Extracts from a graphics dataset:
★ ★ ★

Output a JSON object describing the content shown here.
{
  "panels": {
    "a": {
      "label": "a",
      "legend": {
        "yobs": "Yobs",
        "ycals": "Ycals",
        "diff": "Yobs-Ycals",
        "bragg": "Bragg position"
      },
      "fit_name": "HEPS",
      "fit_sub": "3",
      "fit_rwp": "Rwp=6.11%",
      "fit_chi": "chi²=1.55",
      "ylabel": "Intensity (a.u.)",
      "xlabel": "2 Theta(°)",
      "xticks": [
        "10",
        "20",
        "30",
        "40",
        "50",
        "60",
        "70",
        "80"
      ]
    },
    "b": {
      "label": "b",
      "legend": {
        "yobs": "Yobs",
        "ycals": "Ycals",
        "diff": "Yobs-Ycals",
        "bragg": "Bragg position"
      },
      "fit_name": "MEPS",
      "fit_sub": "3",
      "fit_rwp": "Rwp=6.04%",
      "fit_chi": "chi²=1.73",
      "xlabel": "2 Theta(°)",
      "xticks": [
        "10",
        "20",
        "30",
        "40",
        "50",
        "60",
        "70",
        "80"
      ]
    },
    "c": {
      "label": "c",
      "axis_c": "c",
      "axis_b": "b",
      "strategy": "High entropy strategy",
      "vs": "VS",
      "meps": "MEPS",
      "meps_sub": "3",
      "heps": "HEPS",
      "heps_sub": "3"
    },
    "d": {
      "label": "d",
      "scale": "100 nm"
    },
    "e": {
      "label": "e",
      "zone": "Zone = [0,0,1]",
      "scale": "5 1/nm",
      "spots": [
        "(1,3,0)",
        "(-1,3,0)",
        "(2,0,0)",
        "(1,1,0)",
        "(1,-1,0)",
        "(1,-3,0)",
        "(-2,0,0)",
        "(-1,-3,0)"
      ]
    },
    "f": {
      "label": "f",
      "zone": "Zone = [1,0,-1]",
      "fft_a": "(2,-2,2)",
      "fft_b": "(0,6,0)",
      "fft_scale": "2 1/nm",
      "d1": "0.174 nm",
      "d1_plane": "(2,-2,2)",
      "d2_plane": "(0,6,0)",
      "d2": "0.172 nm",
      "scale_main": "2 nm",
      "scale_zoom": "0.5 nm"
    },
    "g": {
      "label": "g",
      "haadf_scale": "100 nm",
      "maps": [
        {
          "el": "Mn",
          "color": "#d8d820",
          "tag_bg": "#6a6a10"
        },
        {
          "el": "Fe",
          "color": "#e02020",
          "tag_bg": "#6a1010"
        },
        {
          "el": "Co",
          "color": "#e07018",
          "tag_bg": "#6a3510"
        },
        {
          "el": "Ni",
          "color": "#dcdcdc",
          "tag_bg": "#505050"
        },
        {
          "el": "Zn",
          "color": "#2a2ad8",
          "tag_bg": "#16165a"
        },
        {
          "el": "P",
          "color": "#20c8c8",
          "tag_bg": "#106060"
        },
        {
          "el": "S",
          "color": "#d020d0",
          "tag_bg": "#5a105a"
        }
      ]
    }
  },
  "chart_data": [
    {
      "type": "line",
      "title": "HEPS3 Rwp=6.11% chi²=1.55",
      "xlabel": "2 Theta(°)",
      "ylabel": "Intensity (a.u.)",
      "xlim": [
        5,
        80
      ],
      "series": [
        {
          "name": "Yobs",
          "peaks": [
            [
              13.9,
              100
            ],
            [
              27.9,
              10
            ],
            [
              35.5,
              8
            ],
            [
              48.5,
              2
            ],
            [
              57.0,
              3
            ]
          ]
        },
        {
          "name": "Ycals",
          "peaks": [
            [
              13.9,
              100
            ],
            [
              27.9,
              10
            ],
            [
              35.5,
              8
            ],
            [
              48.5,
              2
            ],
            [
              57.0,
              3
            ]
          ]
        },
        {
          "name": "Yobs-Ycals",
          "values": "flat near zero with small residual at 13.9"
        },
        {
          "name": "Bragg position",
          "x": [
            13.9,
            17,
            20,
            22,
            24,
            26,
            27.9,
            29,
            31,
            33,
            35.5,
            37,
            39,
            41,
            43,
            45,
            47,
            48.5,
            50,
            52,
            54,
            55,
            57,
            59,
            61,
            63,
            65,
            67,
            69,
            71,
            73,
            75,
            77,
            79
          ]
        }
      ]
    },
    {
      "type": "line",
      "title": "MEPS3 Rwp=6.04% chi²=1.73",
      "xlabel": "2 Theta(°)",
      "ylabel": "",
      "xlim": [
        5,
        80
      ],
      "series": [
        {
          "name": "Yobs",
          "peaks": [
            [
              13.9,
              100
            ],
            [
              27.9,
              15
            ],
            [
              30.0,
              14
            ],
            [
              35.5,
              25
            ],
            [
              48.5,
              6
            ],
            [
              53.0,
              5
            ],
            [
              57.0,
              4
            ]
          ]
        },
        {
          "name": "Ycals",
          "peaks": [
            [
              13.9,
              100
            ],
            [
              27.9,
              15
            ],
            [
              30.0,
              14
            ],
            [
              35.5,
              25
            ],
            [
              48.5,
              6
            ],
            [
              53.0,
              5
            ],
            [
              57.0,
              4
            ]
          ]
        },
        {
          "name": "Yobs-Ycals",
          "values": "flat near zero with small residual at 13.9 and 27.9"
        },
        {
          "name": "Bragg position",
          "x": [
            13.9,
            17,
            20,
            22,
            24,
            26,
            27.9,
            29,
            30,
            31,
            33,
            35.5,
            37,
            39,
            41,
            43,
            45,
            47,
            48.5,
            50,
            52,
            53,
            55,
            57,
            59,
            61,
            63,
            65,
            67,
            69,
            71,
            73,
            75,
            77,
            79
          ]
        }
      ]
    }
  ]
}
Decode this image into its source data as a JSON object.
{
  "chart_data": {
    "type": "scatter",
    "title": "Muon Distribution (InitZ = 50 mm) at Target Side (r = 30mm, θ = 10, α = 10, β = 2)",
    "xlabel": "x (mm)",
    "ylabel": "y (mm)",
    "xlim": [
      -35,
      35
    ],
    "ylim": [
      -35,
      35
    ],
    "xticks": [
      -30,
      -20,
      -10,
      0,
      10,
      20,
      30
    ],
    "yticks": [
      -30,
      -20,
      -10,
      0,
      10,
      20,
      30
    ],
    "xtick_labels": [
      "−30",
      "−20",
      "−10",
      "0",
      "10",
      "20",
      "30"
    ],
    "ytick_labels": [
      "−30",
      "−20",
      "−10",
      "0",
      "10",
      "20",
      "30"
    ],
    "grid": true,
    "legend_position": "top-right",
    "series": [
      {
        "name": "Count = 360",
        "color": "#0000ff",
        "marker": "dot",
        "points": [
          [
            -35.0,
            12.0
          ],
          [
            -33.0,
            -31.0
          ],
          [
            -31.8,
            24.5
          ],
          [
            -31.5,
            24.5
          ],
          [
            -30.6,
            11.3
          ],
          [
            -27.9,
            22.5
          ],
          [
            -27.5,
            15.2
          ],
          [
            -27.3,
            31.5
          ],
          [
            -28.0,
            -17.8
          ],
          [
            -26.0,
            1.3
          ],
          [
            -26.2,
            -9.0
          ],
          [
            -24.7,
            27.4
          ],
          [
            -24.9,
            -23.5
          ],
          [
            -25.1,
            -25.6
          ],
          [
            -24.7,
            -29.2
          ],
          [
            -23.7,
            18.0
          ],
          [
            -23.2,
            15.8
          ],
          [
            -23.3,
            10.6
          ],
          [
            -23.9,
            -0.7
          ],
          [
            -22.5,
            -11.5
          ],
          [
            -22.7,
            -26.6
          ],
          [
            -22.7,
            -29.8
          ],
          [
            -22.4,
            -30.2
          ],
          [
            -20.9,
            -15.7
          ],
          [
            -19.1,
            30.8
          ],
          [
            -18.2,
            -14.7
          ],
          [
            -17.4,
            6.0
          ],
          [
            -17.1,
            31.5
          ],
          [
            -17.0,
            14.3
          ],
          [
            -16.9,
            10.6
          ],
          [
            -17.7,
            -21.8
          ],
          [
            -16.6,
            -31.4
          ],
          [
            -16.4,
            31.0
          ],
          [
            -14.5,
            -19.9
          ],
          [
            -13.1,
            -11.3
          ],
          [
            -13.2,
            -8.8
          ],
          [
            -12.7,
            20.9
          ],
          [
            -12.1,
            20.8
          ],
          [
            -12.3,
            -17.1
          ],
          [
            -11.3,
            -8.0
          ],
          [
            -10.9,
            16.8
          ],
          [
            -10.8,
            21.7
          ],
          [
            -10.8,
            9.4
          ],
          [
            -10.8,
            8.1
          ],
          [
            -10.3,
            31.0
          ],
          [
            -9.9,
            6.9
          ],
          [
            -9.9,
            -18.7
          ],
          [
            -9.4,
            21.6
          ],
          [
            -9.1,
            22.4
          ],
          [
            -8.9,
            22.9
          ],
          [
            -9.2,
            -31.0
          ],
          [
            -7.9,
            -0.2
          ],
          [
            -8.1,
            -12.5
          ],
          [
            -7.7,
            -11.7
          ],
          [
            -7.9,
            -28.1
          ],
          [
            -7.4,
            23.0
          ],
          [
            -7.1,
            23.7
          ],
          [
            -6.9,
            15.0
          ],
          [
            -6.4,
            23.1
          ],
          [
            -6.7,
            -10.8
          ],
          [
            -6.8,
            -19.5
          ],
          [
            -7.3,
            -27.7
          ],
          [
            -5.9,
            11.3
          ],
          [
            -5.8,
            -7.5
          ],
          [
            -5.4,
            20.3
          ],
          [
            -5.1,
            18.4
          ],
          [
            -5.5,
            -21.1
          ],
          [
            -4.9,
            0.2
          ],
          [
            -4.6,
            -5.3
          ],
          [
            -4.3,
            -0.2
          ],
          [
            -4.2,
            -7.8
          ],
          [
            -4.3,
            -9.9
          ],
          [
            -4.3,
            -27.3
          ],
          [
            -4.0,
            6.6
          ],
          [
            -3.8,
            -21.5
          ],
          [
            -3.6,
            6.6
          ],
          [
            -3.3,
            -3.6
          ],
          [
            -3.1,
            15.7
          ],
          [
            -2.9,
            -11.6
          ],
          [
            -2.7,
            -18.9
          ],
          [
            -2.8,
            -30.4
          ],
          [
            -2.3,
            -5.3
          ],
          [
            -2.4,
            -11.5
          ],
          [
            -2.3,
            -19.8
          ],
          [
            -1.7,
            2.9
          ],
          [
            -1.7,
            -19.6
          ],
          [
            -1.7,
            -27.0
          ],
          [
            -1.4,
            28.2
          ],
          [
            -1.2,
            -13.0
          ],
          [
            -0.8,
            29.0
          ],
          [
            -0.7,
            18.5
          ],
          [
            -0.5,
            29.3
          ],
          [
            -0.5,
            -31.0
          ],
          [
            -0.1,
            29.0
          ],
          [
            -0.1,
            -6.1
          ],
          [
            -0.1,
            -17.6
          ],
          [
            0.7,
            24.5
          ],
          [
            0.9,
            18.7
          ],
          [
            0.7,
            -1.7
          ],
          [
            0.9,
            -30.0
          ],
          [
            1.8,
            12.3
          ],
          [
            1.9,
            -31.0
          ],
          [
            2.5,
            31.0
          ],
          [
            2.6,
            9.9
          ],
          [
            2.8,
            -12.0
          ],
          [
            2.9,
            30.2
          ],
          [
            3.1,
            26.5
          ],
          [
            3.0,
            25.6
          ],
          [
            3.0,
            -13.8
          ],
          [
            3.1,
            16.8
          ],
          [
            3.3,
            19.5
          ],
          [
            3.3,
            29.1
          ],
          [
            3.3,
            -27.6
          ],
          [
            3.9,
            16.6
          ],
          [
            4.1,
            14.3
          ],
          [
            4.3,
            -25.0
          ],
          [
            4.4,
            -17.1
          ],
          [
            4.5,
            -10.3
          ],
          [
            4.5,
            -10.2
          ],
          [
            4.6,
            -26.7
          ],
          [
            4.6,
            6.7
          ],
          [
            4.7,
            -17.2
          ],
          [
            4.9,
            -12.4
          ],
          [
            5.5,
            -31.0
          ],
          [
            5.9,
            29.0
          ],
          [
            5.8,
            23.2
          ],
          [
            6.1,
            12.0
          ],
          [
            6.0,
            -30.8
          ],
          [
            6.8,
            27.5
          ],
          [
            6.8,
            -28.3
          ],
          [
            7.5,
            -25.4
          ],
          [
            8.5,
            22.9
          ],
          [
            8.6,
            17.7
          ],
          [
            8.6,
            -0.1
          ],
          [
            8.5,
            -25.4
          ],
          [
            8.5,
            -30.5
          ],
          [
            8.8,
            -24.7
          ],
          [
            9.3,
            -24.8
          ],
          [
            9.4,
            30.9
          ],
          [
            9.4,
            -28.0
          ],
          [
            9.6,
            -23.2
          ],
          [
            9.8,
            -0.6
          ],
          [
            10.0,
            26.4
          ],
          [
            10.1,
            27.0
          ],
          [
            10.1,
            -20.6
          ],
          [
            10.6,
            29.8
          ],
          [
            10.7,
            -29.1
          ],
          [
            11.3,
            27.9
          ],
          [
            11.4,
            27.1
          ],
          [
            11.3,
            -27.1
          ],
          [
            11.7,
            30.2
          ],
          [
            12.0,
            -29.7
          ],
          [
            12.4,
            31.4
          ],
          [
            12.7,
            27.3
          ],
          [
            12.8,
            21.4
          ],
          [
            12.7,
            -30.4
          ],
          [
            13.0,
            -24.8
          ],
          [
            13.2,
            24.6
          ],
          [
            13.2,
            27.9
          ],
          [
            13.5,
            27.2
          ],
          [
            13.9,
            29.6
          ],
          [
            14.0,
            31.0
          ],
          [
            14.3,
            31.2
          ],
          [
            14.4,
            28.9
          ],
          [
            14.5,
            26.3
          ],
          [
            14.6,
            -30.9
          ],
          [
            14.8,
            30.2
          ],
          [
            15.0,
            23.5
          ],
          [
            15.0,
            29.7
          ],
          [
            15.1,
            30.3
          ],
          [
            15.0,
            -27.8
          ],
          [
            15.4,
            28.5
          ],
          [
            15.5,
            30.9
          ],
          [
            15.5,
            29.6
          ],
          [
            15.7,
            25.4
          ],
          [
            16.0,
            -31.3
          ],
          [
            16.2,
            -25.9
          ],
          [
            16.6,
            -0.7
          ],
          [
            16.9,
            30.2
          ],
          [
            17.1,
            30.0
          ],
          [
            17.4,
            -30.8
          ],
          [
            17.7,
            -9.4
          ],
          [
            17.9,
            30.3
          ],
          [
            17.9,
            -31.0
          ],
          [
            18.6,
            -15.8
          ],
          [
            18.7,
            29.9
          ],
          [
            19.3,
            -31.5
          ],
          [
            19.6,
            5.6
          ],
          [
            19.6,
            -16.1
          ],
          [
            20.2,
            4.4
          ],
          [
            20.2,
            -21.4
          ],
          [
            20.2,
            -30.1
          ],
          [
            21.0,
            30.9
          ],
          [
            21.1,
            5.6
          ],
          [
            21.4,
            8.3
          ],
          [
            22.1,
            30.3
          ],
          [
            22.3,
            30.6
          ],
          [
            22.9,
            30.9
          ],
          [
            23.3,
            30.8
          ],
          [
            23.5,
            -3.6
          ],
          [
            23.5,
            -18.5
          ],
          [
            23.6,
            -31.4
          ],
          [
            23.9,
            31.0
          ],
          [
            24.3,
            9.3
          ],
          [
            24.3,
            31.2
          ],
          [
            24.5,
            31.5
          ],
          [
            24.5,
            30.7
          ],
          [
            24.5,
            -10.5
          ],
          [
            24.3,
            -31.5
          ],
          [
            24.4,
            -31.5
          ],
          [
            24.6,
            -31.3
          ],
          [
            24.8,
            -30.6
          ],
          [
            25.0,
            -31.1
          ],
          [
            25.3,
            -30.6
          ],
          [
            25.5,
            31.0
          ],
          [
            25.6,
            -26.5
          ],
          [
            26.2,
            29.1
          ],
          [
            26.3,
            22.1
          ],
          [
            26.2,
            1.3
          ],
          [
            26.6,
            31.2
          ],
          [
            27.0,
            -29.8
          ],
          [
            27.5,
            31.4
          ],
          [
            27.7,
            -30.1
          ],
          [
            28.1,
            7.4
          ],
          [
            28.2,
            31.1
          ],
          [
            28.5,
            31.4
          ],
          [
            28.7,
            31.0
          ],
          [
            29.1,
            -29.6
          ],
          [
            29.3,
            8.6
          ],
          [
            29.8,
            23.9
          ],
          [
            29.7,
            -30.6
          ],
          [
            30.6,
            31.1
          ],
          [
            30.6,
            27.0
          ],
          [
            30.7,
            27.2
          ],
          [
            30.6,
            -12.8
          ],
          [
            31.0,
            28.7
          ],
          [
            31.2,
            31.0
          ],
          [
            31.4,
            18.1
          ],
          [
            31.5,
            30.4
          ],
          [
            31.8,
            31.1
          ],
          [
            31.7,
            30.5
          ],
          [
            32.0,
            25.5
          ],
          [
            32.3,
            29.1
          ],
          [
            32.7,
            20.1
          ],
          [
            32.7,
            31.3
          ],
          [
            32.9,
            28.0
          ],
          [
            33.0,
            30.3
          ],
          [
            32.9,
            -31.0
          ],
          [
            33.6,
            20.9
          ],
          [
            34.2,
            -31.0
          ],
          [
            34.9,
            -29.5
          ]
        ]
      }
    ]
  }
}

★ ★ ★

● Requirement:
In the listing, find each line with the string "flat" and copy it.

● Task solution:
          "values": "flat near zero with small residual at 13.9"
          "values": "flat near zero with small residual at 13.9 and 27.9"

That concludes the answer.